◆ **EXERCISE INPUTS**
......

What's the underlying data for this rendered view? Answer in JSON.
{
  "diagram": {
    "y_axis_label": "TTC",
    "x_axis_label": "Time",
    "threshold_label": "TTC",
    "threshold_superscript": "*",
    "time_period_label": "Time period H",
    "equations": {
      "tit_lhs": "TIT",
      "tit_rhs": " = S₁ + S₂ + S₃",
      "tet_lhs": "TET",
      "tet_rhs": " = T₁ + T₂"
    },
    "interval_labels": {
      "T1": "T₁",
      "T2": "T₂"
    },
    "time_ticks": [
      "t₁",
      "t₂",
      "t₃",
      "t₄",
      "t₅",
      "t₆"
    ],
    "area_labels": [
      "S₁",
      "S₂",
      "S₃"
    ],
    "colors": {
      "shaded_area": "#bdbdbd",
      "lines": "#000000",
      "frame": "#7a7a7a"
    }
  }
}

......

◆ **WHAT NEEDS TO BE DONE**
Please reproduce all of the entries exactly as they stand.

◆ **TASK RESPONSE**
What's the underlying data for this rendered view? Answer in JSON.
{
  "diagram": {
    "y_axis_label": "TTC",
    "x_axis_label": "Time",
    "threshold_label": "TTC",
    "threshold_superscript": "*",
    "time_period_label": "Time period H",
    "equations": {
      "tit_lhs": "TIT",
      "tit_rhs": " = S₁ + S₂ + S₃",
      "tet_lhs": "TET",
      "tet_rhs": " = T₁ + T₂"
    },
    "interval_labels": {
      "T1": "T₁",
      "T2": "T₂"
    },
    "time_ticks": [
      "t₁",
      "t₂",
      "t₃",
      "t₄",
      "t₅",
      "t₆"
    ],
    "area_labels": [
      "S₁",
      "S₂",
      "S₃"
    ],
    "colors": {
      "shaded_area": "#bdbdbd",
      "lines": "#000000",
      "frame": "#7a7a7a"
    }
  }
}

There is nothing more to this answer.